**Material for this exercise:**
— begin —

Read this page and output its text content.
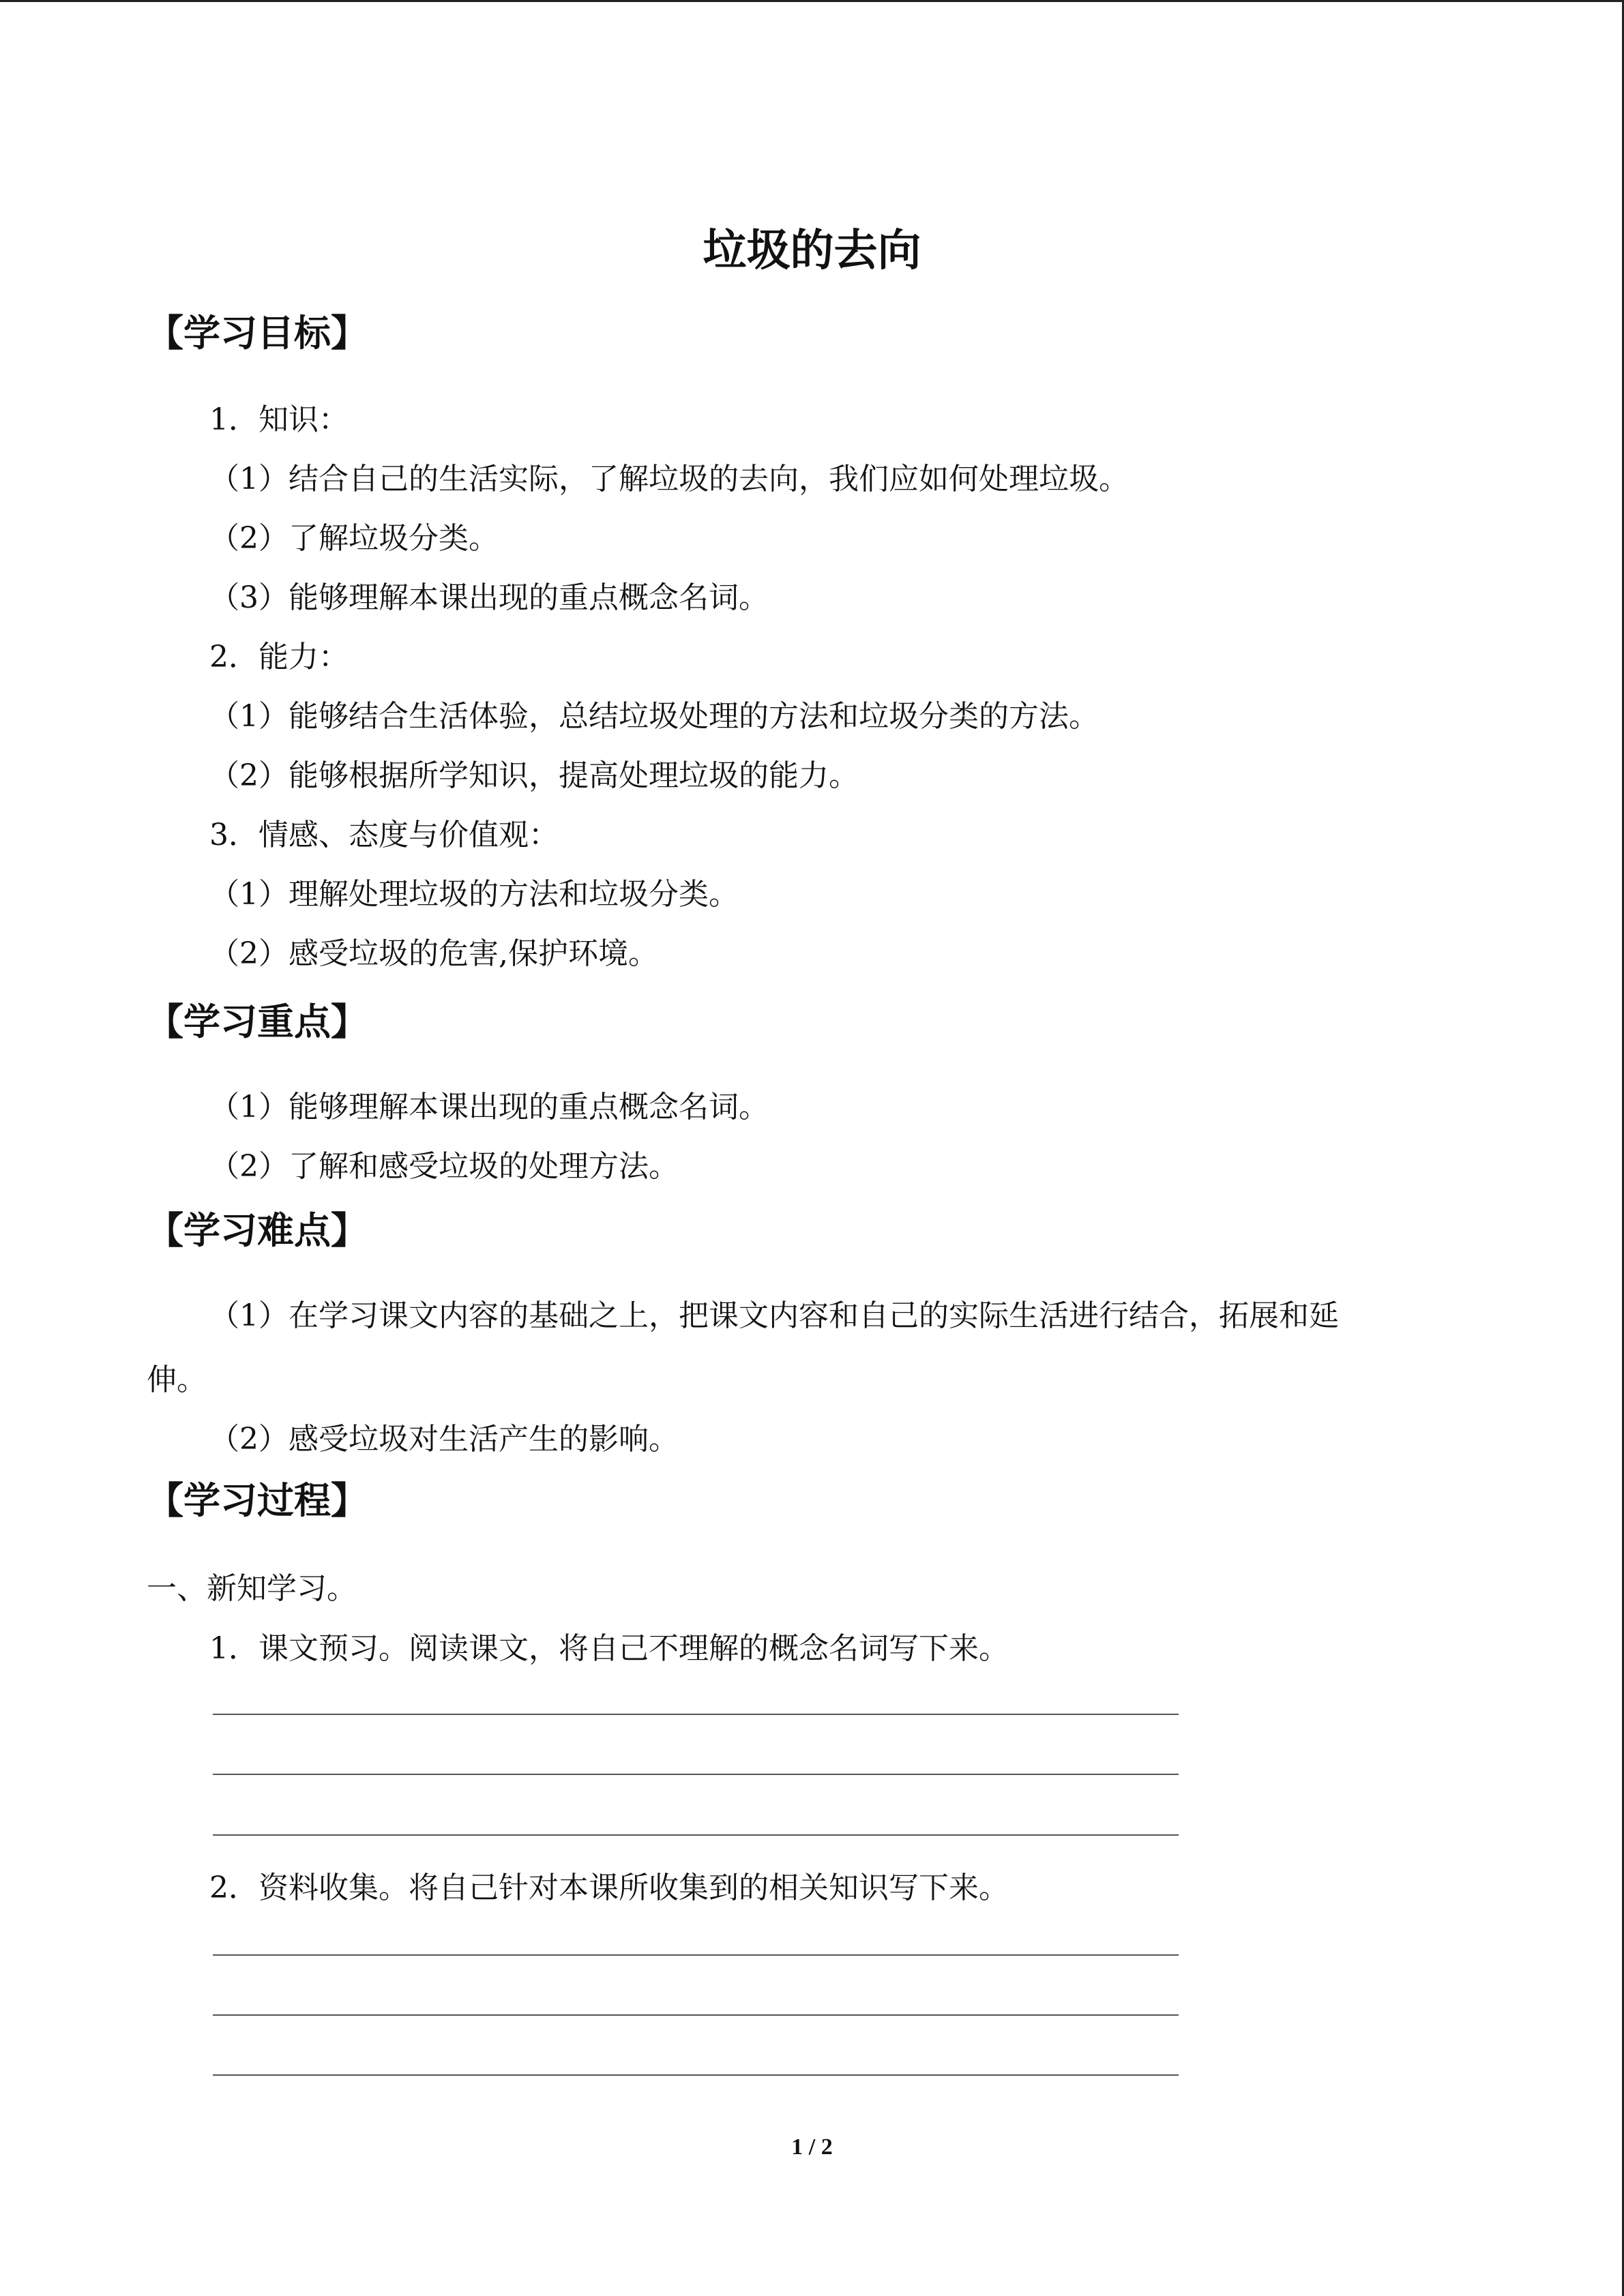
垃圾的去向
【学习目标】
1．知识：
（1）结合自己的生活实际，了解垃圾的去向，我们应如何处理垃圾。
（2）了解垃圾分类。
（3）能够理解本课出现的重点概念名词。
2．能力：
（1）能够结合生活体验，总结垃圾处理的方法和垃圾分类的方法。
（2）能够根据所学知识，提高处理垃圾的能力。
3．情感、态度与价值观：
（1）理解处理垃圾的方法和垃圾分类。
（2）感受垃圾的危害,保护环境。
【学习重点】
（1）能够理解本课出现的重点概念名词。
（2）了解和感受垃圾的处理方法。
【学习难点】
（1）在学习课文内容的基础之上，把课文内容和自己的实际生活进行结合，拓展和延
伸。
（2）感受垃圾对生活产生的影响。
【学习过程】
一、新知学习。
1．课文预习。阅读课文，将自己不理解的概念名词写下来。
2．资料收集。将自己针对本课所收集到的相关知识写下来。
1 / 2
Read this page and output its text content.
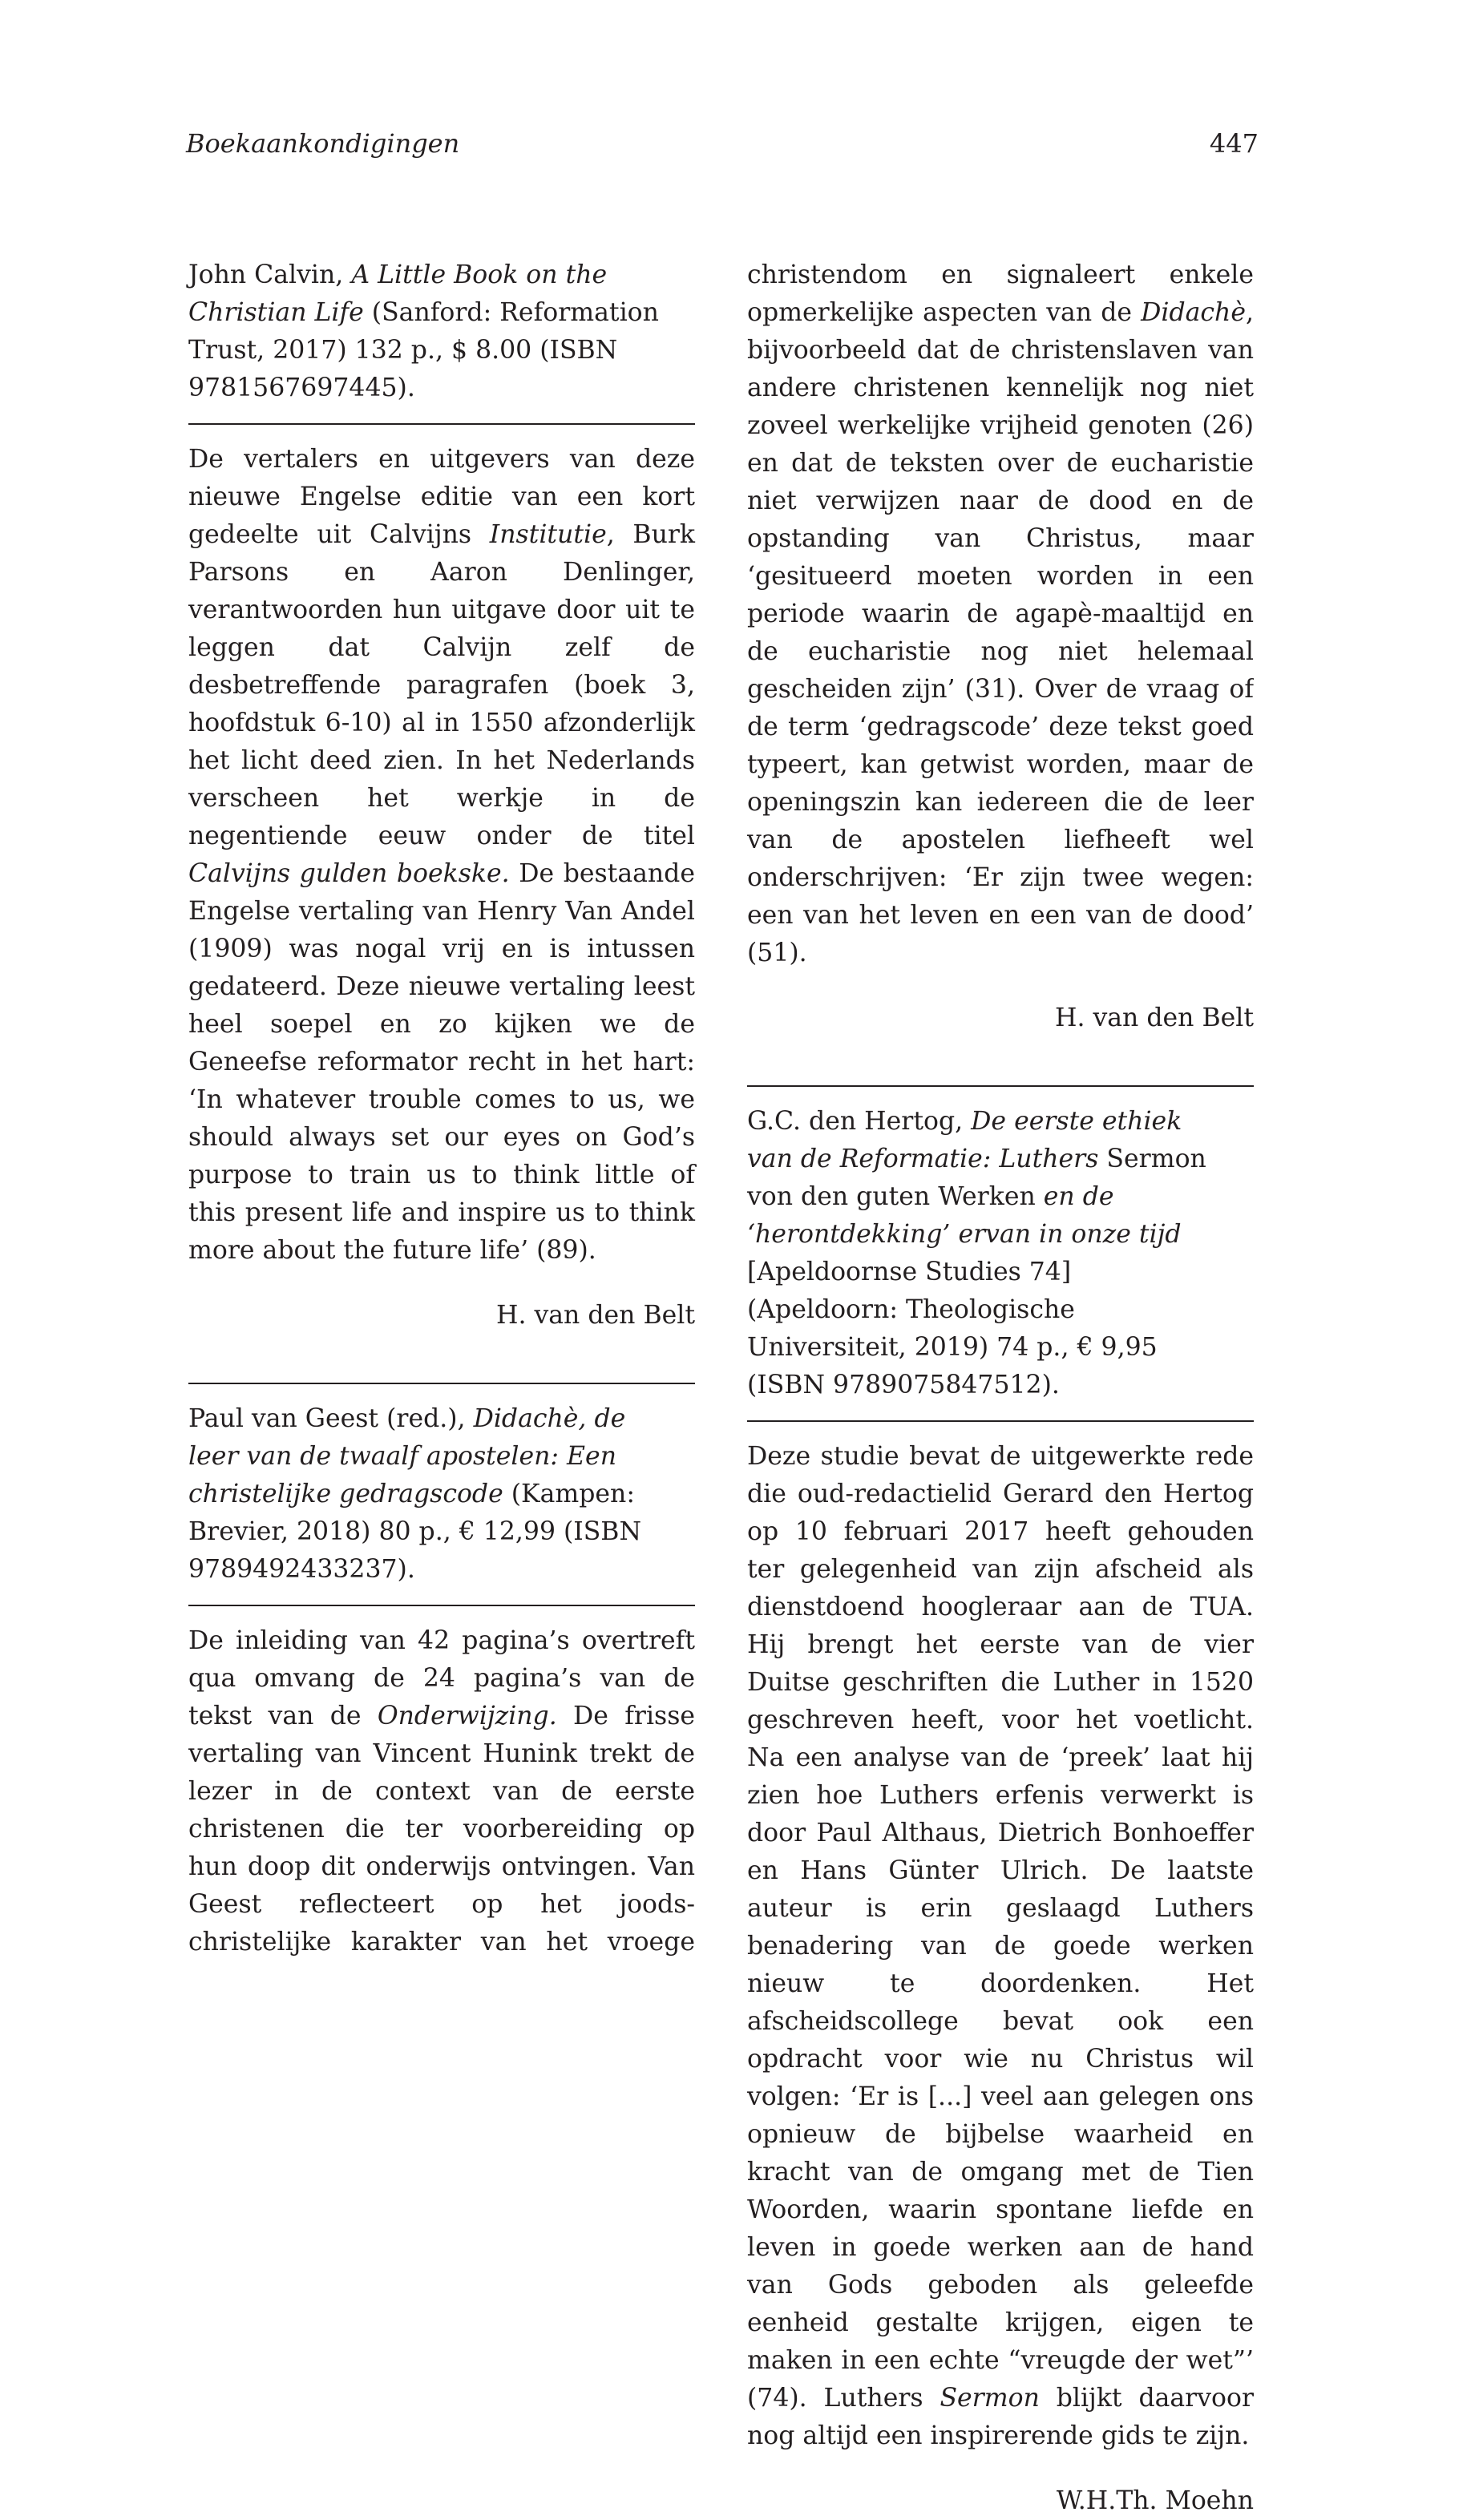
Boekaankondigingen	447

John Calvin, A Little Book on the Christian Life (Sanford: Reformation Trust, 2017) 132 p., $ 8.00 (ISBN 9781567697445).

De vertalers en uitgevers van deze nieuwe Engelse editie van een kort gedeelte uit Calvijns Institutie, Burk Parsons en Aaron Denlinger, verantwoorden hun uitgave door uit te leggen dat Calvijn zelf de desbetreffende paragrafen (boek 3, hoofdstuk 6-10) al in 1550 afzonderlijk het licht deed zien. In het Nederlands verscheen het werkje in de negentiende eeuw onder de titel Calvijns gulden boekske. De bestaande Engelse vertaling van Henry Van Andel (1909) was nogal vrij en is intussen gedateerd. Deze nieuwe vertaling leest heel soepel en zo kijken we de Geneefse reformator recht in het hart: ‘In whatever trouble comes to us, we should always set our eyes on God’s purpose to train us to think little of this present life and inspire us to think more about the future life’ (89).

H. van den Belt

Paul van Geest (red.), Didachè, de leer van de twaalf apostelen: Een christelijke gedragscode (Kampen: Brevier, 2018) 80 p., € 12,99 (ISBN 9789492433237).

De inleiding van 42 pagina’s overtreft qua omvang de 24 pagina’s van de tekst van de Onderwijzing. De frisse vertaling van Vincent Hunink trekt de lezer in de context van de eerste christenen die ter voorbereiding op hun doop dit onderwijs ontvingen. Van Geest reflecteert op het joods-christelijke karakter van het vroege

christendom en signaleert enkele opmerkelijke aspecten van de Didachè, bijvoorbeeld dat de christenslaven van andere christenen kennelijk nog niet zoveel werkelijke vrijheid genoten (26) en dat de teksten over de eucharistie niet verwijzen naar de dood en de opstanding van Christus, maar ‘gesitueerd moeten worden in een periode waarin de agapè-maaltijd en de eucharistie nog niet helemaal gescheiden zijn’ (31). Over de vraag of de term ‘gedragscode’ deze tekst goed typeert, kan getwist worden, maar de openingszin kan iedereen die de leer van de apostelen liefheeft wel onderschrijven: ‘Er zijn twee wegen: een van het leven en een van de dood’ (51).

H. van den Belt

G.C. den Hertog, De eerste ethiek van de Reformatie: Luthers Sermon von den guten Werken en de ‘herontdekking’ ervan in onze tijd [Apeldoornse Studies 74] (Apeldoorn: Theologische Universiteit, 2019) 74 p., € 9,95 (ISBN 9789075847512).

Deze studie bevat de uitgewerkte rede die oud-redactielid Gerard den Hertog op 10 februari 2017 heeft gehouden ter gelegenheid van zijn afscheid als dienstdoend hoogleraar aan de TUA. Hij brengt het eerste van de vier Duitse geschriften die Luther in 1520 geschreven heeft, voor het voetlicht. Na een analyse van de ‘preek’ laat hij zien hoe Luthers erfenis verwerkt is door Paul Althaus, Dietrich Bonhoeffer en Hans Günter Ulrich. De laatste auteur is erin geslaagd Luthers benadering van de goede werken nieuw te doordenken. Het afscheidscollege bevat ook een opdracht voor wie nu Christus wil volgen: ‘Er is [...] veel aan gelegen ons opnieuw de bijbelse waarheid en kracht van de omgang met de Tien Woorden, waarin spontane liefde en leven in goede werken aan de hand van Gods geboden als geleefde eenheid gestalte krijgen, eigen te maken in een echte “vreugde der wet”’ (74). Luthers Sermon blijkt daarvoor nog altijd een inspirerende gids te zijn.

W.H.Th. Moehn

— end —

**Problem to work on:**
For each line in the data above that contains the string "Geest", extract the line.

**Result:**
Paul van Geest (red.), Didachè, de leer van de twaalf apostelen: Een christelijke gedragscode (Kampen: Brevier, 2018) 80 p., € 12,99 (ISBN 9789492433237).
De inleiding van 42 pagina’s overtreft qua omvang de 24 pagina’s van de tekst van de Onderwijzing. De frisse vertaling van Vincent Hunink trekt de lezer in de context van de eerste christenen die ter voorbereiding op hun doop dit onderwijs ontvingen. Van Geest reflecteert op het joods-christelijke karakter van het vroege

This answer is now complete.